▶ **Given request**: Continue the Halide normalized cross correlation post from the point where it ends.

▶ **Selected text**:
-- start --
Halide hangs during Normalized Cross Correlation

Question

I'm trying to implement normalized cross correlation in Halide.

The code below builds, and Halide JIT compilation doesn't throw any errors. However, Halide seems to hang after JIT compilation. No matter how many trace_* calls I put on different Funcs, only one trace ever prints (on Func output):

Begin realization normxcorr.0(0, 2028, 0, 2028)
Produce normxcorr.0(0, 2028, 0, 2028)

Any advice at all would be helpful.

This algorithm is meant to be equivalent to CV_TM_CCOEFF_NORMED in OpenCV, and normxcorr2 in MATLAB:

void normxcorr( Halide::ImageParam input,
                Halide::ImageParam kernel,
                Halide::Param<pixel_t> kernel_mean,
                Halide::Param<pixel_t> kernel_var,
                Halide::Func& output )
{
    Halide::Var x, y;
    Halide::RDom rk( kernel );

    // reduction domain for cumulative sums
    Halide::RDom ri( 1, input.width() - kernel.width() - 1, 
                     1, input.height() - kernel.height() - 1 );

    Halide::Func input_32( "input32" ),
             bounded_input( "bounded_input"),
             kernel_32( "kernel32" ),
             knorm( "knorm" ),
             conv( "conv" ),
             normxcorr( "normxcorr_internal" ),
             sq_sum_x( "sq_sum_x" ),
             sq_sum_x_local( "sq_sum_x_local" ),
             sq_sum_y( "sq_sum_y" ),
             sq_sum_y_local( "sq_sum_y_local" ),
             sum_x( "sum_x" ),
             sum_x_local( "sum_x_local" ),
             sum_y( "sum_y" ),
             sum_y_local( "sum_y_local" ),
             win_var( "win_var" ),
             win_mean( "win_mean" );

    Halide::Expr ksize = kernel.width() * kernel.height();

    // accessing outside the input image always returns 0
    bounded_input( x, y ) = Halide::BoundaryConditions::constant_exterior( input, 0 )( x, y );

    // cast to 32-bit to make room for multiplication
    input_32( x, y ) = Halide::cast<int32_t>( bounded_input( x, y ) );
    kernel_32( x, y ) = Halide::cast<int32_t>( kernel( x, y ) );

    // cumulative sum along each row
    sum_x( x, y ) = input_32( x, y );
    sum_x( ri.x, ri.y ) += sum_x( ri.x - 1, ri.y );

    // sum of 1 x W strips
    // (W is the width of the kernel)
    sum_x_local( x, y ) = sum_x( x + kernel.width() - 1, y );
    sum_x_local( x, y ) -= sum_x( x - 1, y );

    // cumulative sums of the 1 x W strips along each column
    sum_y( x, y ) = sum_x_local( x, y );
    sum_y( ri.x, ri.y ) += sum_y( ri.x, ri.y - 1);

    // sums up H strips (as above) to get the sum of an H x W rectangle
    // (H is the height of the kernel)
-- end --
▶ **Dataset extract**:
-- start --
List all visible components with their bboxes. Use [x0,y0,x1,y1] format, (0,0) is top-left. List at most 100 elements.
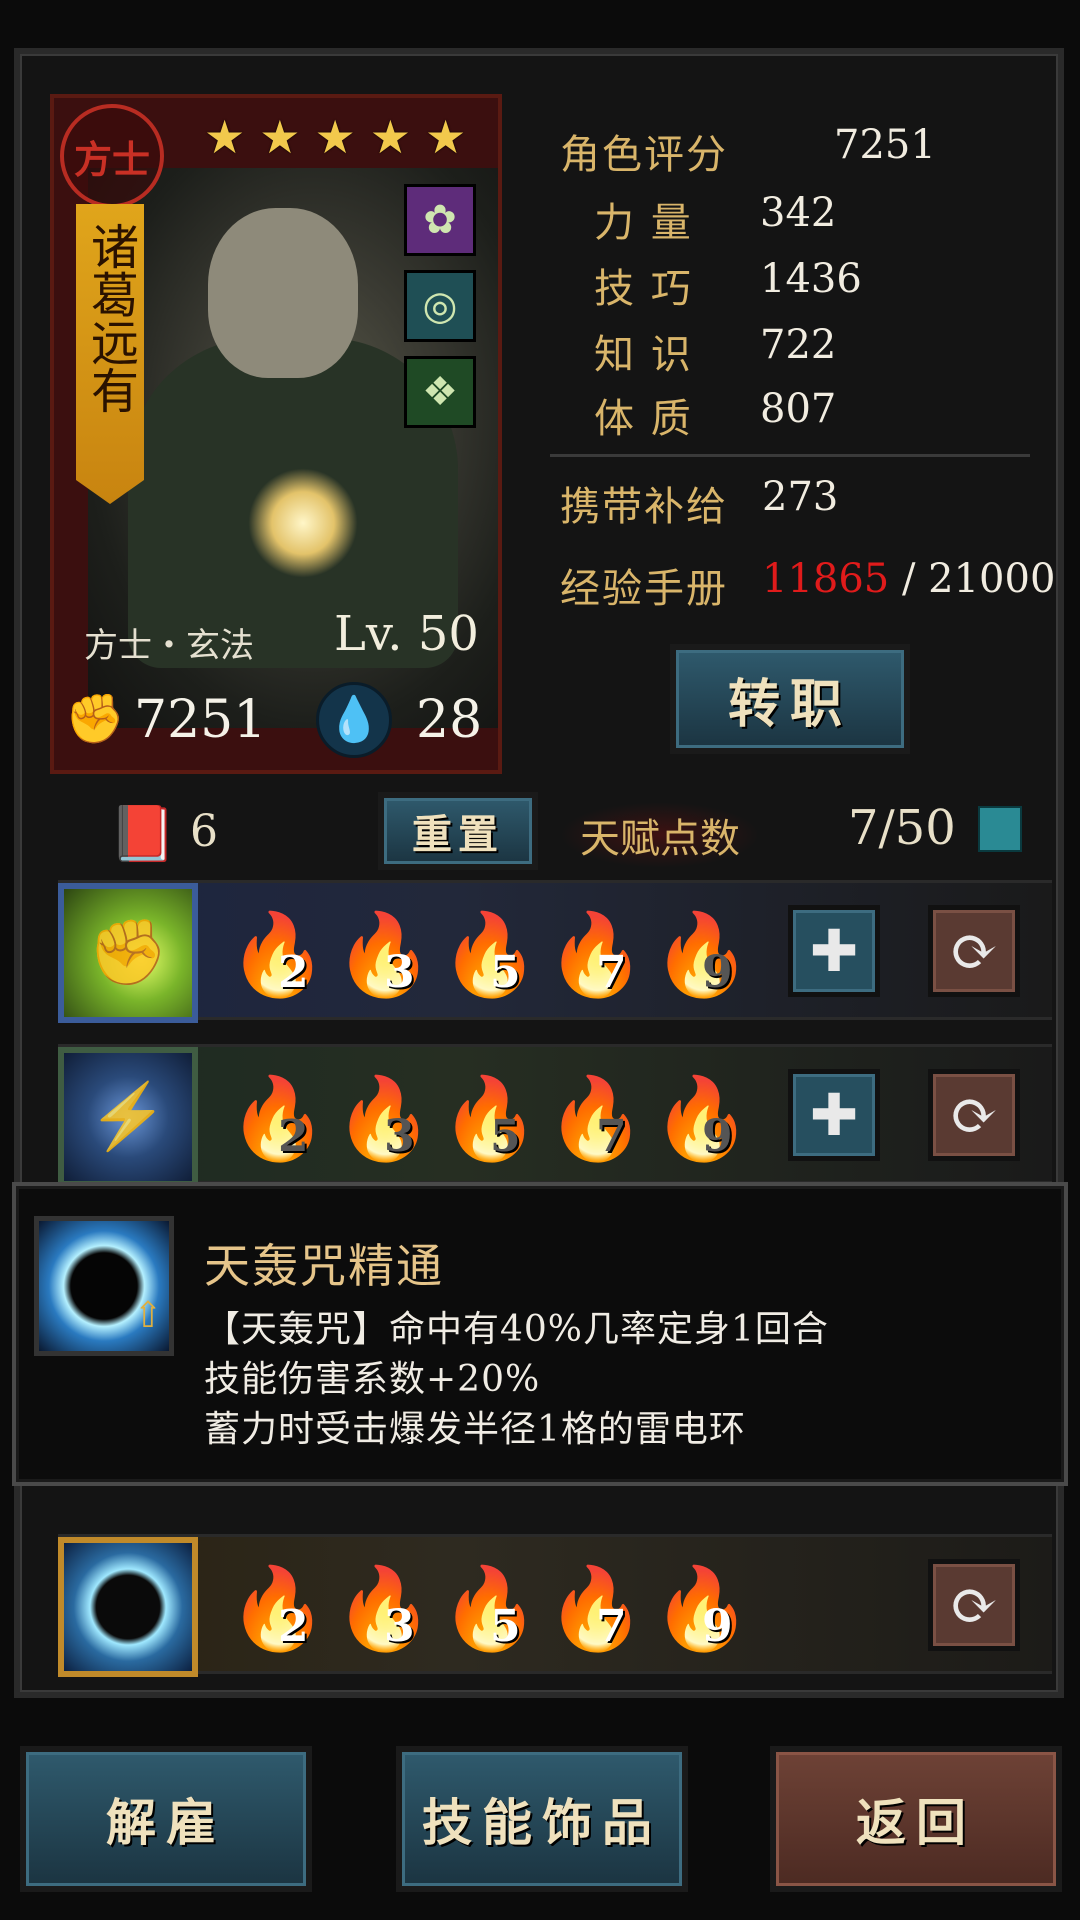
star-icon: ★ [204,110,246,164]
rank-number: 5 [490,947,521,998]
rank-number: 7 [596,1111,627,1162]
rank-flame[interactable]: 🔥 3 [334,907,434,1003]
hero-class-line: 方士・玄法 [84,626,254,666]
rank-number: 5 [490,1111,521,1162]
skill-icon-2[interactable]: ⚡ [58,1047,198,1187]
rank-flame[interactable]: 🔥 2 [228,1071,328,1167]
rank-flame[interactable]: 🔥 7 [546,1071,646,1167]
hero-card[interactable]: 方士 诸葛远有 ★ ★ ★ ★ ★ ✿ ◎ ❖ 方士・玄法 Lv. 50 ✊ 7… [50,94,502,774]
change-class-label: 转职 [727,673,852,735]
rank-flame[interactable]: 🔥 7 [546,907,646,1003]
exp-label: 经验手册 [560,566,728,612]
rank-number: 9 [702,1111,733,1162]
rank-flame[interactable]: 🔥 2 [228,907,328,1003]
dismiss-label: 解雇 [106,1793,226,1852]
knowledge-label: 知 识 [594,332,693,378]
skill-icon-3[interactable] [58,1537,198,1677]
change-class-button[interactable]: 转职 [670,644,910,754]
book-icon: 📕 [109,802,177,865]
talent-gem-icon [978,806,1022,852]
skills-trinkets-label: 技能饰品 [422,1793,662,1852]
talent-bar: 📕 6 重置 天赋点数 7/50 [60,788,1050,874]
exp-max: 21000 [928,556,1056,602]
reset-label: 重置 [412,811,504,858]
drop-icon: 💧 [316,682,392,758]
star-icon: ★ [314,110,356,164]
swap-skill-button[interactable]: ⟳ [928,1559,1020,1651]
talent-points-value: 7/50 [848,800,956,856]
supplies-value: 273 [762,474,839,520]
rank-list: 🔥 2 🔥 3 🔥 5 🔥 7 🔥 9 [228,907,752,1003]
rank-number: 5 [490,1601,521,1652]
constitution-value: 807 [760,386,837,432]
blue-spirit-icon: ⚡ [88,1080,168,1154]
exp-current: 11865 [762,556,890,602]
hero-power: 7251 [134,690,267,750]
dismiss-button[interactable]: 解雇 [20,1746,312,1892]
stats-divider [550,454,1030,457]
exp-value: 11865 / 21000 [762,556,1055,602]
hero-name-banner: 诸葛远有 [76,204,144,504]
rank-flame[interactable]: 🔥 9 [652,1561,752,1657]
skill-label: 技 巧 [594,266,693,312]
book-count: 6 [190,806,218,857]
star-icon: ★ [369,110,411,164]
trinket-slot-2[interactable]: ◎ [404,270,476,342]
add-skill-button[interactable]: ✚ [788,905,880,997]
strength-label: 力 量 [594,200,693,246]
swap-skill-button[interactable]: ⟳ [928,1069,1020,1161]
refresh-icon: ⟳ [949,917,999,985]
skills-trinkets-button[interactable]: 技能饰品 [396,1746,688,1892]
jade-talisman-trinket-icon: ❖ [422,369,458,415]
score-value: 7251 [834,122,936,168]
rank-flame[interactable]: 🔥 2 [228,1561,328,1657]
rank-number: 3 [384,1111,415,1162]
tooltip-line: 【天轰咒】命中有40%几率定身1回合 [204,1309,829,1350]
rank-number: 2 [278,947,309,998]
knowledge-value: 722 [760,322,837,368]
class-seal: 方士 [60,104,164,208]
score-label: 角色评分 [560,132,728,178]
rank-flame[interactable]: 🔥 9 [652,1071,752,1167]
rank-number: 3 [384,1601,415,1652]
back-label: 返回 [856,1793,976,1852]
star-icon: ★ [425,110,467,164]
talent-points-label: 天赋点数 [560,802,760,868]
add-skill-button[interactable]: ✚ [788,1069,880,1161]
star-icon: ★ [259,110,301,164]
rank-number: 9 [702,1601,733,1652]
rank-number: 2 [278,1601,309,1652]
thunder-ring-icon [64,1543,192,1671]
tooltip-line: 技能伤害系数+20% [204,1359,541,1400]
tooltip-title: 天轰咒精通 [204,1239,444,1293]
drop-value: 28 [416,690,483,750]
rank-flame[interactable]: 🔥 7 [546,1561,646,1657]
trinket-slot-3[interactable]: ❖ [404,356,476,428]
trinket-slot-1[interactable]: ✿ [404,184,476,256]
back-button[interactable]: 返回 [770,1746,1062,1892]
plus-icon: ✚ [809,1081,859,1149]
hero-name: 诸葛远有 [82,222,138,414]
reset-button[interactable]: 重置 [378,792,538,870]
strength-value: 342 [760,190,837,236]
refresh-icon: ⟳ [949,1081,999,1149]
rank-flame[interactable]: 🔥 9 [652,907,752,1003]
fist-icon: ✊ [65,691,125,747]
skill-row: ⚡ 🔥 2 🔥 3 🔥 5 🔥 7 🔥 9 ✚ ⟳ [58,1044,1052,1187]
skill-tooltip: ⇧ 天轰咒精通 【天轰咒】命中有40%几率定身1回合 技能伤害系数+20% 蓄力… [12,1182,1068,1486]
supplies-label: 携带补给 [560,484,728,530]
rank-flame[interactable]: 🔥 5 [440,1561,540,1657]
constitution-label: 体 质 [594,396,693,442]
skill-icon-1[interactable]: ✊ [58,883,198,1023]
rank-number: 2 [278,1111,309,1162]
rank-flame[interactable]: 🔥 5 [440,1071,540,1167]
rank-number: 7 [596,1601,627,1652]
rank-flame[interactable]: 🔥 5 [440,907,540,1003]
rank-flame[interactable]: 🔥 3 [334,1561,434,1657]
rank-flame[interactable]: 🔥 3 [334,1071,434,1167]
rank-number: 7 [596,947,627,998]
swap-skill-button[interactable]: ⟳ [928,905,1020,997]
tooltip-line: 蓄力时受击爆发半径1格的雷电环 [204,1409,746,1450]
hero-level: Lv. 50 [334,606,479,662]
plus-icon: ✚ [809,917,859,985]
-- end --
▶ **Response to the task**:
    sum_y_local( x, y ) = sum_y( x, y + kernel.height() - 1 );
    sum_y_local( x, y ) -= sum_y( x, y - 1 );

    // same as above, just with squared image values
    sq_sum_x( x, y ) = input_32( x, y ) * input_32( x, y );
    sq_sum_x( ri.x, ri.y ) += sq_sum_x( ri.x - 1, ri.y );

    sq_sum_x_local( x, y ) = sq_sum_x( x + kernel.width() - 1, y );
    sq_sum_x_local( x, y ) -= sq_sum_x( x - 1, y );

    sq_sum_y( x, y ) = sq_sum_x_local( x, y );
    sq_sum_y( ri.x, ri.y ) += sq_sum_y( ri.x, ri.y - 1);

    sq_sum_y_local( x, y ) = sq_sum_y( x, y + kernel.height() - 1 );
    sq_sum_y_local( x, y ) -= sq_sum_y( x, y - 1 );

    // the mean value of each window
    win_mean( x, y ) = sum_y_local( x, y ) / ksize;

    // the variance of each window
    win_var( x, y ) =  sq_sum_y_local( x, y ) / ksize;
    win_var( x, y) -= win_mean( x, y ) * win_mean( x, y );

    // partially normalize the kernel
    // (we'll divide by std. dev. at the end)
    knorm( x, y ) = kernel_32( x, y ) - kernel_mean;

    // convolve kernel and the input
    conv( x, y ) = Halide::sum( knorm( rk.x, rk.y ) * input_32( x + rk.x, y + rk.y ) );

    // calculate normxcorr, except scaled to 0 to 254 (for an 8-bit image)
    normxcorr( x, y ) = conv( x, y ) * 127 / Halide::sqrt( kernel_var * win_var( x, y ) ) + 127;

    // after scaling pixel values, it's safe to cast down to 8-bit
    output( x, y ) = Halide::cast<pixel_t>( normxcorr( x, y ) );
}

Answer 1

I believe the issue here is simply that you haven't specified any schedule for any of your functions, so everything is being inlined, resulting in an enormous amount of redundant computation of the intermediate values. So in fact this is not technically hanging, but simply doing a huge amount of work for every pixel and so failing to complete in a reasonable amount of time.

To start out, try saying that every function should be compute_root (e.g., sum_x.compute_root();), most easily in a block at the end of the function. This should proceed at a much more reasonable pace, should print every function (starting from the inputs) one after another, rather than just normxcore.0, and should complete.

In reality, many of your functions are actually just pointwise transformations of their inputs, so those inputs could be left inline (not compute_root), which should speed things up further (especially once you start parallelizing and vectorizing some stages). On first glance, [sq_]sum_{x,y} should probably not be inlined, but everything else can probably be left inline. knorm and input_32 are a toss-up, depending on your target and your schedule otherwise.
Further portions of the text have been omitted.